**What the task asks**
Each record should be given back exactly, with none missing.

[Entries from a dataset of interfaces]
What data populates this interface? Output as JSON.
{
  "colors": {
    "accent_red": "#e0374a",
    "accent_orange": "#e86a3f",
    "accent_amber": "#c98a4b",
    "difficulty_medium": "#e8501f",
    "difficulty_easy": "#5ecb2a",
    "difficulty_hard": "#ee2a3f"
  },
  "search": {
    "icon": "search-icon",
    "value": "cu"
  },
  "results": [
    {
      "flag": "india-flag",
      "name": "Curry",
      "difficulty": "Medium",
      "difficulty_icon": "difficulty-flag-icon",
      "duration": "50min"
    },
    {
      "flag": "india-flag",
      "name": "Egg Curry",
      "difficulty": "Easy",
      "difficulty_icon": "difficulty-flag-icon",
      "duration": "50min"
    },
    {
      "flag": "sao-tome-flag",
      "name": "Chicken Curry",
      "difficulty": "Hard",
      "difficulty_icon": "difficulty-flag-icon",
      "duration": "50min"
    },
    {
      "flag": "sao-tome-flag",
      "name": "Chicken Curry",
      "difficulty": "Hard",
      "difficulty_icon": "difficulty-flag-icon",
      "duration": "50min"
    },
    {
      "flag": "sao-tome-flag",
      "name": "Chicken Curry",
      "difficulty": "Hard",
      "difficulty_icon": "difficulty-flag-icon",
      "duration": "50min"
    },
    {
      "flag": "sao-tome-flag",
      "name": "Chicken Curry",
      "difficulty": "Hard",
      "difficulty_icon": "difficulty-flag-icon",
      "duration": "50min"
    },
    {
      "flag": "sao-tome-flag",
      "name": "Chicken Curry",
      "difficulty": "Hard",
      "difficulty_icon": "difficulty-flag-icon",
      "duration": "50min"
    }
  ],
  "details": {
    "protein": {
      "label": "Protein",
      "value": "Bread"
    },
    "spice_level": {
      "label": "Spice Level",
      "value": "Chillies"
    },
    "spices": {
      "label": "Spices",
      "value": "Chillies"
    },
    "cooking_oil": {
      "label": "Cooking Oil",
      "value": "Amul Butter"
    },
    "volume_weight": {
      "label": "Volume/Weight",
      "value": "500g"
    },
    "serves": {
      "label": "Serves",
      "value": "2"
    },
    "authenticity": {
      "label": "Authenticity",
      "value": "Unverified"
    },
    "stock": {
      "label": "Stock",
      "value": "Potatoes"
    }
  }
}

**Solution**
What data populates this interface? Output as JSON.
{
  "colors": {
    "accent_red": "#e0374a",
    "accent_orange": "#e86a3f",
    "accent_amber": "#c98a4b",
    "difficulty_medium": "#e8501f",
    "difficulty_easy": "#5ecb2a",
    "difficulty_hard": "#ee2a3f"
  },
  "search": {
    "icon": "search-icon",
    "value": "cu"
  },
  "results": [
    {
      "flag": "india-flag",
      "name": "Curry",
      "difficulty": "Medium",
      "difficulty_icon": "difficulty-flag-icon",
      "duration": "50min"
    },
    {
      "flag": "india-flag",
      "name": "Egg Curry",
      "difficulty": "Easy",
      "difficulty_icon": "difficulty-flag-icon",
      "duration": "50min"
    },
    {
      "flag": "sao-tome-flag",
      "name": "Chicken Curry",
      "difficulty": "Hard",
      "difficulty_icon": "difficulty-flag-icon",
      "duration": "50min"
    },
    {
      "flag": "sao-tome-flag",
      "name": "Chicken Curry",
      "difficulty": "Hard",
      "difficulty_icon": "difficulty-flag-icon",
      "duration": "50min"
    },
    {
      "flag": "sao-tome-flag",
      "name": "Chicken Curry",
      "difficulty": "Hard",
      "difficulty_icon": "difficulty-flag-icon",
      "duration": "50min"
    },
    {
      "flag": "sao-tome-flag",
      "name": "Chicken Curry",
      "difficulty": "Hard",
      "difficulty_icon": "difficulty-flag-icon",
      "duration": "50min"
    },
    {
      "flag": "sao-tome-flag",
      "name": "Chicken Curry",
      "difficulty": "Hard",
      "difficulty_icon": "difficulty-flag-icon",
      "duration": "50min"
    }
  ],
  "details": {
    "protein": {
      "label": "Protein",
      "value": "Bread"
    },
    "spice_level": {
      "label": "Spice Level",
      "value": "Chillies"
    },
    "spices": {
      "label": "Spices",
      "value": "Chillies"
    },
    "cooking_oil": {
      "label": "Cooking Oil",
      "value": "Amul Butter"
    },
    "volume_weight": {
      "label": "Volume/Weight",
      "value": "500g"
    },
    "serves": {
      "label": "Serves",
      "value": "2"
    },
    "authenticity": {
      "label": "Authenticity",
      "value": "Unverified"
    },
    "stock": {
      "label": "Stock",
      "value": "Potatoes"
    }
  }
}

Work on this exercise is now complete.